Document excerpt:
○ ○ ○ ○ ○ ○ ○

The objective is greater human agency.
Why YAWN?
Abolishing drudgery has a strange endpoint.
Suppose the systems work.
Suppose the agents become capable.
Suppose the repetitive work disappears.
Suppose every person gains meaningful control over how much unwanted labor they allow into their life.
Then what?
Over the last three and a half years, I have had some version of this conversation with hundreds of founders and, by now, thousands of people.
The conversation almost always reaches the same place.
Someone says:
Fine.
Say the machines do the work.
Say things keep getting easier.
What am I supposed to do all day?
Sit on a beach and yawn?
I do not know.
Maybe.
That question is closer to the center of YAWN than it may appear.
The name is not a celebration of laziness.
It is not an argument that people are meant to be bored.
It is not a promise that technology will turn life into an endless vacation.
YAWN is the image of the moment after necessity stops authoring the day.
The alarm does not tell you who to be.
The inbox does not tell you what matters.
The institution does not assign your next move.
The system has no emergency for you to absorb.
There is simply time.
Unclaimed time.
And unclaimed time can feel uncomfortable before it feels free.
Boredom is not the end
Human nature has a way of making almost everything normal.
The breakthrough becomes a feature.
The feature becomes an expectation.
The expectation becomes invisible.
What once felt miraculous becomes the background.
And eventually, the background becomes boring.
Things have been getting easier for a long time.
The internet made information easier to access.
Software made creation easier.
Smartphones made coordination easier.
AI is making intelligence easier to access.
Each expansion initially feels like liberation.
Then we adapt.
We fill the space.
We raise the standard.
We create new obligations.
We turn yesterday’s miracle into today’s minimum requirement.
This is why eliminating drudgery will not automatically produce a meaningful life.
Abundance cannot tell us what matters.
It makes the question unavoidable.

○ ○ ○ ○ ○ ○ ○

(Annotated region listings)
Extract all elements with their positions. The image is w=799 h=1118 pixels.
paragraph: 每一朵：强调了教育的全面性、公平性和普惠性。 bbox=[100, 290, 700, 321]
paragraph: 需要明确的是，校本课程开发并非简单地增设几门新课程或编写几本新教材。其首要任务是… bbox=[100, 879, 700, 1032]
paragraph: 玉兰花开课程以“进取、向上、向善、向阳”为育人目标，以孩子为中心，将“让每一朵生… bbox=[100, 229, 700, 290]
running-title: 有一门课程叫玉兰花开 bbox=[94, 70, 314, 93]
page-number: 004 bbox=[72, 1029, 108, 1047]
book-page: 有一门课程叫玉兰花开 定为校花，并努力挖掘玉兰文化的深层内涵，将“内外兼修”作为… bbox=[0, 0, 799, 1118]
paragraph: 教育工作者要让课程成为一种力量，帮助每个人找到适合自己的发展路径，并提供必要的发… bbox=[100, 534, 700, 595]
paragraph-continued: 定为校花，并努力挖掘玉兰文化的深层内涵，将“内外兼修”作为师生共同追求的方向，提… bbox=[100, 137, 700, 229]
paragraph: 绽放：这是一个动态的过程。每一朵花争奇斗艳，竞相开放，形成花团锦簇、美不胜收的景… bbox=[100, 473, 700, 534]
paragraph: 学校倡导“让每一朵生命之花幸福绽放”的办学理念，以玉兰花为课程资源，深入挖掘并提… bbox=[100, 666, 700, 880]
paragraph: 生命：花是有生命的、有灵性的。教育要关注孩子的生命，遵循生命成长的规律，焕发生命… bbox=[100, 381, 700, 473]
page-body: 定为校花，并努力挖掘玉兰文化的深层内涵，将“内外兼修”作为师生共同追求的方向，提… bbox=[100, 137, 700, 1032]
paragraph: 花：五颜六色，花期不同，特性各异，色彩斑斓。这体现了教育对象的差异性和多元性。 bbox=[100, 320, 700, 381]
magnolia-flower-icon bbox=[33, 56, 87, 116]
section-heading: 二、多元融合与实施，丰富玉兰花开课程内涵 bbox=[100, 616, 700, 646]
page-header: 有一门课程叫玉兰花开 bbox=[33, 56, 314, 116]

○ ○ ○ ○ ○ ○ ○

Aim 1: Quote the essay on YAWN word for word, the stretch from "It is not a promise" through "is simply time.".
Aim 2: Rewrite the annotated region listings with every "bbox" changed to "bounds", keeping everything else the same.
The essay on YAWN and the records have no connection to each other.

Task output 1:
It is not a promise that technology will turn life into an endless vacation.
YAWN is the image of the moment after necessity stops authoring the day.
The alarm does not tell you who to be.
The inbox does not tell you what matters.
The institution does not assign your next move.
The system has no emergency for you to absorb.
There is simply time.

Task output 2:
Extract all elements with their positions. The image is w=799 h=1118 pixels.
paragraph: 每一朵：强调了教育的全面性、公平性和普惠性。 bounds=[100, 290, 700, 321]
paragraph: 需要明确的是，校本课程开发并非简单地增设几门新课程或编写几本新教材。其首要任务是… bounds=[100, 879, 700, 1032]
paragraph: 玉兰花开课程以“进取、向上、向善、向阳”为育人目标，以孩子为中心，将“让每一朵生… bounds=[100, 229, 700, 290]
running-title: 有一门课程叫玉兰花开 bounds=[94, 70, 314, 93]
page-number: 004 bounds=[72, 1029, 108, 1047]
book-page: 有一门课程叫玉兰花开 定为校花，并努力挖掘玉兰文化的深层内涵，将“内外兼修”作为… bounds=[0, 0, 799, 1118]
paragraph: 教育工作者要让课程成为一种力量，帮助每个人找到适合自己的发展路径，并提供必要的发… bounds=[100, 534, 700, 595]
paragraph-continued: 定为校花，并努力挖掘玉兰文化的深层内涵，将“内外兼修”作为师生共同追求的方向，提… bounds=[100, 137, 700, 229]
paragraph: 绽放：这是一个动态的过程。每一朵花争奇斗艳，竞相开放，形成花团锦簇、美不胜收的景… bounds=[100, 473, 700, 534]
paragraph: 学校倡导“让每一朵生命之花幸福绽放”的办学理念，以玉兰花为课程资源，深入挖掘并提… bounds=[100, 666, 700, 880]
paragraph: 生命：花是有生命的、有灵性的。教育要关注孩子的生命，遵循生命成长的规律，焕发生命… bounds=[100, 381, 700, 473]
page-body: 定为校花，并努力挖掘玉兰文化的深层内涵，将“内外兼修”作为师生共同追求的方向，提… bounds=[100, 137, 700, 1032]
paragraph: 花：五颜六色，花期不同，特性各异，色彩斑斓。这体现了教育对象的差异性和多元性。 bounds=[100, 320, 700, 381]
magnolia-flower-icon bounds=[33, 56, 87, 116]
section-heading: 二、多元融合与实施，丰富玉兰花开课程内涵 bounds=[100, 616, 700, 646]
page-header: 有一门课程叫玉兰花开 bounds=[33, 56, 314, 116]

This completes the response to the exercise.